(Source data)
--- --- ---

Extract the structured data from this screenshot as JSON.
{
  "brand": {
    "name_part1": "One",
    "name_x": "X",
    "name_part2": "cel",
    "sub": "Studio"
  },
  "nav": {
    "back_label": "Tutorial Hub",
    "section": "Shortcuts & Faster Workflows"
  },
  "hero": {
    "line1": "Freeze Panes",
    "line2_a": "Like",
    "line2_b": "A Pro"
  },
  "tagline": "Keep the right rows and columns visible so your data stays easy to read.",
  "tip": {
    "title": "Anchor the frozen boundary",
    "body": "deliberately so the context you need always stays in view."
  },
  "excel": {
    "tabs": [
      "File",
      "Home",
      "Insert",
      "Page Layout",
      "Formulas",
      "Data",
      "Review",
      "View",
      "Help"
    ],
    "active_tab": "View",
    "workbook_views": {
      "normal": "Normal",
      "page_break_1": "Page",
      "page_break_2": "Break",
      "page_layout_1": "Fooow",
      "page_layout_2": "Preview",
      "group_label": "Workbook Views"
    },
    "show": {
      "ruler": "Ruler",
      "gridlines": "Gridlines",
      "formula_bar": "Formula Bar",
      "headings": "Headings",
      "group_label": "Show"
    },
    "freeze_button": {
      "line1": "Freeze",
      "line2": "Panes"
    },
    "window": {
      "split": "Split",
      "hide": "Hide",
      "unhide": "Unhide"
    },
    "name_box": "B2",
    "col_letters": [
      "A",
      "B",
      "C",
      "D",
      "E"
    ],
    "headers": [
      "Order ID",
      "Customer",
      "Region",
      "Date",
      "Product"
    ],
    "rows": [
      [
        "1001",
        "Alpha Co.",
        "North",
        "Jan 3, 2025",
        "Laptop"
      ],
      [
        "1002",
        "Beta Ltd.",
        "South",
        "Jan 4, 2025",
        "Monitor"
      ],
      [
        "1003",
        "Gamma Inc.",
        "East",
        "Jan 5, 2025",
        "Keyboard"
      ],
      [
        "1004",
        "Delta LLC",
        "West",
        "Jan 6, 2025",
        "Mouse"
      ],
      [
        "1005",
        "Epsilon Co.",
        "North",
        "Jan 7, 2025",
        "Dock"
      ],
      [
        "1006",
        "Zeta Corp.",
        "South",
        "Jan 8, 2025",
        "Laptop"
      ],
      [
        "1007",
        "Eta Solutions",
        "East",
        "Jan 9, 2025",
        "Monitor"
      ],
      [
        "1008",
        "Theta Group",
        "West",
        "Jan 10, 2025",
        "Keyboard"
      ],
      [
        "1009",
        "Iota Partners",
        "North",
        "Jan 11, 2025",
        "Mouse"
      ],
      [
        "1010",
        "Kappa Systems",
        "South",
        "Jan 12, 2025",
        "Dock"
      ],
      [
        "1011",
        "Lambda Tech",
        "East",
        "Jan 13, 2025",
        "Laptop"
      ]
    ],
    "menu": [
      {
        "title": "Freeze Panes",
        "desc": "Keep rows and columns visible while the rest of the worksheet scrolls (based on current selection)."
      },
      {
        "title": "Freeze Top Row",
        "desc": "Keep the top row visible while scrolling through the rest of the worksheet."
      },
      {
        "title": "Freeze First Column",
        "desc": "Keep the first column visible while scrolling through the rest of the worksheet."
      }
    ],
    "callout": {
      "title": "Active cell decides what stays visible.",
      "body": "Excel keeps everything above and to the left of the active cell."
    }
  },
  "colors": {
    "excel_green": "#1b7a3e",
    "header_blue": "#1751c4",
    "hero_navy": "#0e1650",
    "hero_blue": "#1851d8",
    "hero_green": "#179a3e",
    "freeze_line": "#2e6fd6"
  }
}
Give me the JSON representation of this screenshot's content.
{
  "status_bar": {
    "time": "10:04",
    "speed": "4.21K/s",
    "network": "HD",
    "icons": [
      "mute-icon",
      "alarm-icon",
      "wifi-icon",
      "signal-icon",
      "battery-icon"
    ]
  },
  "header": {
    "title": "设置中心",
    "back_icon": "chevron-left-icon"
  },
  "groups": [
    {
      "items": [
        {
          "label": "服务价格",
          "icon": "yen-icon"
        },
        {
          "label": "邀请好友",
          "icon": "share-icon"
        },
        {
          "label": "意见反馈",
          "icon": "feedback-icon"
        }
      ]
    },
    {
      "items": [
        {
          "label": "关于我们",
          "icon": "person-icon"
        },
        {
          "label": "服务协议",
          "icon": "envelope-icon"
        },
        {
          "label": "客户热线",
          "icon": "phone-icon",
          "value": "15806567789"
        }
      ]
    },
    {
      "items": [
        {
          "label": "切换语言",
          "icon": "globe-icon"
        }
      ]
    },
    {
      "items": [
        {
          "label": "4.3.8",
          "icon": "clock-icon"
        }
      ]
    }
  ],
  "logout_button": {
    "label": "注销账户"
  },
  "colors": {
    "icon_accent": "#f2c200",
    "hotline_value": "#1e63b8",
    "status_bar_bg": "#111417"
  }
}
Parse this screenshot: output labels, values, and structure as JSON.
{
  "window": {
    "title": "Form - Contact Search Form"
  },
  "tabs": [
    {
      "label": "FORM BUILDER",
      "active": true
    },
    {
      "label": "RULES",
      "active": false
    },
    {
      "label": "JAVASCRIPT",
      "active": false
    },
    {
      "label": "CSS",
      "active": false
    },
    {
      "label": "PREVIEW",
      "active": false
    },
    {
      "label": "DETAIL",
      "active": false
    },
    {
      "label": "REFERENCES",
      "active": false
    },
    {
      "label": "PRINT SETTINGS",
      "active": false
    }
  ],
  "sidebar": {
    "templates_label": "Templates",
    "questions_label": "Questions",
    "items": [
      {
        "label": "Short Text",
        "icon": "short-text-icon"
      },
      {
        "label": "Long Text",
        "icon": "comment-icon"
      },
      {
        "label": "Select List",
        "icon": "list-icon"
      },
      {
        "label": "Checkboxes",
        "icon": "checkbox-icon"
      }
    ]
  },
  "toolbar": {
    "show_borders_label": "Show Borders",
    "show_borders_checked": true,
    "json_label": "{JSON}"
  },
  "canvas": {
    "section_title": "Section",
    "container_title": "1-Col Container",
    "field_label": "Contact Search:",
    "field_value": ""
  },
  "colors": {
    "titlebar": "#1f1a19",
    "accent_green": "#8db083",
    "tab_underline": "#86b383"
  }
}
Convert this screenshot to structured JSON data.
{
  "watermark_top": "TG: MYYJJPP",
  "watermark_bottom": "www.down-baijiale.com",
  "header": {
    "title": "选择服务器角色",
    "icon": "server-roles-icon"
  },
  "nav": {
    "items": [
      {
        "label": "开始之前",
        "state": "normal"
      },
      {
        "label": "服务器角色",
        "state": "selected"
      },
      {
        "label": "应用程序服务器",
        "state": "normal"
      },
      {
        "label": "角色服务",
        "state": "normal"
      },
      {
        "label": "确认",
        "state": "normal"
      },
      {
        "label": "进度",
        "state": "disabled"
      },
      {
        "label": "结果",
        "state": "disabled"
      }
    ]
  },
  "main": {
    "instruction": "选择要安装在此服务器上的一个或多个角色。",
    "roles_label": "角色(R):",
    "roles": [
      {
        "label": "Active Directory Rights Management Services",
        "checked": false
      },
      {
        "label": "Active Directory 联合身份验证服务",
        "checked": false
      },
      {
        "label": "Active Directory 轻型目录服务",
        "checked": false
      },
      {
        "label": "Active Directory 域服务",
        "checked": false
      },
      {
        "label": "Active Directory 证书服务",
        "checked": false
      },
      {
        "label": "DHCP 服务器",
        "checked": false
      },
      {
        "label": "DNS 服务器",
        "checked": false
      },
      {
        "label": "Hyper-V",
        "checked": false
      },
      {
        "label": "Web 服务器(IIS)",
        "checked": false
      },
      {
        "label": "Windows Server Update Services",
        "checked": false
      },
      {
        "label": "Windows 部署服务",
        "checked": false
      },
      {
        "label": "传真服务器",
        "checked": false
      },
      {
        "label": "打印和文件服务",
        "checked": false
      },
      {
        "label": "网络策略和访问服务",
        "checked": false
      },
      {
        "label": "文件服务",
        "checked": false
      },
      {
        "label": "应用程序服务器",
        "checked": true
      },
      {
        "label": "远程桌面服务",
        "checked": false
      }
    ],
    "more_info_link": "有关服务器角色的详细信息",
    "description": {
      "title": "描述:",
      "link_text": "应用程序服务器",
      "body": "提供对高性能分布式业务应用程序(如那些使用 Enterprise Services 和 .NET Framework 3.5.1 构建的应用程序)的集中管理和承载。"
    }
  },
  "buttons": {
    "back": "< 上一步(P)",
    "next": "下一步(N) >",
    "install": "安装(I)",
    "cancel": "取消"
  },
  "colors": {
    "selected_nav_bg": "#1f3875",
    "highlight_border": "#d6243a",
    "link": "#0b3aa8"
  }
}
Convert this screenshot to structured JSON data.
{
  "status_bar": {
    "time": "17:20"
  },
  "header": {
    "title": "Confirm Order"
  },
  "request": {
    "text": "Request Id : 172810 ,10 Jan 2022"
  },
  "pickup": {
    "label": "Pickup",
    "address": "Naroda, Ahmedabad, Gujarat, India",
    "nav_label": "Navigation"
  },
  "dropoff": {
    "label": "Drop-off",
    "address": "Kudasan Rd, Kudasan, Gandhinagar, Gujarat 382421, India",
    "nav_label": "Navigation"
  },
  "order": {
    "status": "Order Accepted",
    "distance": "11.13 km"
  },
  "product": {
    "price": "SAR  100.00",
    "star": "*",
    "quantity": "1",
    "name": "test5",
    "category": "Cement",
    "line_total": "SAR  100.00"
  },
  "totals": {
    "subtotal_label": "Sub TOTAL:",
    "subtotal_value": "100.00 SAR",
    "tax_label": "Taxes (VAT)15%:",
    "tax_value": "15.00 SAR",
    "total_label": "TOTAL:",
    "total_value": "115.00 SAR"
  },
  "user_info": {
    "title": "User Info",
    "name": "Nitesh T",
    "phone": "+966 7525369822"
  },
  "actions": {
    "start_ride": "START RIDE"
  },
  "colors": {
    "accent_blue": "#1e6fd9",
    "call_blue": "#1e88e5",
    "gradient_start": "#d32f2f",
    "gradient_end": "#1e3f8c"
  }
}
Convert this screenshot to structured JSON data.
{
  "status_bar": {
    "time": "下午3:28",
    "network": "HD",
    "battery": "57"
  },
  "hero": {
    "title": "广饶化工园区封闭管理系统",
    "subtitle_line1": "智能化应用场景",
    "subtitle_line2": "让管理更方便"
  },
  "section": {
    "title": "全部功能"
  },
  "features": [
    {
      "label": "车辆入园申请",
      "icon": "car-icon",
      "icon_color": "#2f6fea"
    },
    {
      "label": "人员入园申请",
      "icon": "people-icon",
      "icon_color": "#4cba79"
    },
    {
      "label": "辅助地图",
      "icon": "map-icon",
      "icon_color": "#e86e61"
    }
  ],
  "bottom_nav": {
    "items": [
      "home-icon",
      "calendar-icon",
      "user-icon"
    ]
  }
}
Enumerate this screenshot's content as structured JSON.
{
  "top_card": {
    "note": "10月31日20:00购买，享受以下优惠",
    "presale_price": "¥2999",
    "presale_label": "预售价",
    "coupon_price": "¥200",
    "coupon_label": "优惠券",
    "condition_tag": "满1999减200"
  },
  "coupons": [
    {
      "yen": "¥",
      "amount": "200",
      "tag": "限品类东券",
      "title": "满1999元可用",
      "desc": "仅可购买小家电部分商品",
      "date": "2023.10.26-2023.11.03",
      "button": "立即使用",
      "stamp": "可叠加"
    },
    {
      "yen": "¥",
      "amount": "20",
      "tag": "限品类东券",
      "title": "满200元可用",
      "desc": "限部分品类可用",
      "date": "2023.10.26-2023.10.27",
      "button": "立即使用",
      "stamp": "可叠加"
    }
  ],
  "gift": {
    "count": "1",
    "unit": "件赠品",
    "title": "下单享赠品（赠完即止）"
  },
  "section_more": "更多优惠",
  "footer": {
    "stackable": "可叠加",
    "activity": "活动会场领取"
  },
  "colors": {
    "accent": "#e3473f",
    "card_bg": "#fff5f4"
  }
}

--- --- ---

- Work to be completed -
Find the line that contains "Enumerate this screenshot's" in the listing above. Retype it and every line after it up to the last, exactly, and nothing else.

- Exercise response -
Enumerate this screenshot's content as structured JSON.
{
  "top_card": {
    "note": "10月31日20:00购买，享受以下优惠",
    "presale_price": "¥2999",
    "presale_label": "预售价",
    "coupon_price": "¥200",
    "coupon_label": "优惠券",
    "condition_tag": "满1999减200"
  },
  "coupons": [
    {
      "yen": "¥",
      "amount": "200",
      "tag": "限品类东券",
      "title": "满1999元可用",
      "desc": "仅可购买小家电部分商品",
      "date": "2023.10.26-2023.11.03",
      "button": "立即使用",
      "stamp": "可叠加"
    },
    {
      "yen": "¥",
      "amount": "20",
      "tag": "限品类东券",
      "title": "满200元可用",
      "desc": "限部分品类可用",
      "date": "2023.10.26-2023.10.27",
      "button": "立即使用",
      "stamp": "可叠加"
    }
  ],
  "gift": {
    "count": "1",
    "unit": "件赠品",
    "title": "下单享赠品（赠完即止）"
  },
  "section_more": "更多优惠",
  "footer": {
    "stackable": "可叠加",
    "activity": "活动会场领取"
  },
  "colors": {
    "accent": "#e3473f",
    "card_bg": "#fff5f4"
  }
}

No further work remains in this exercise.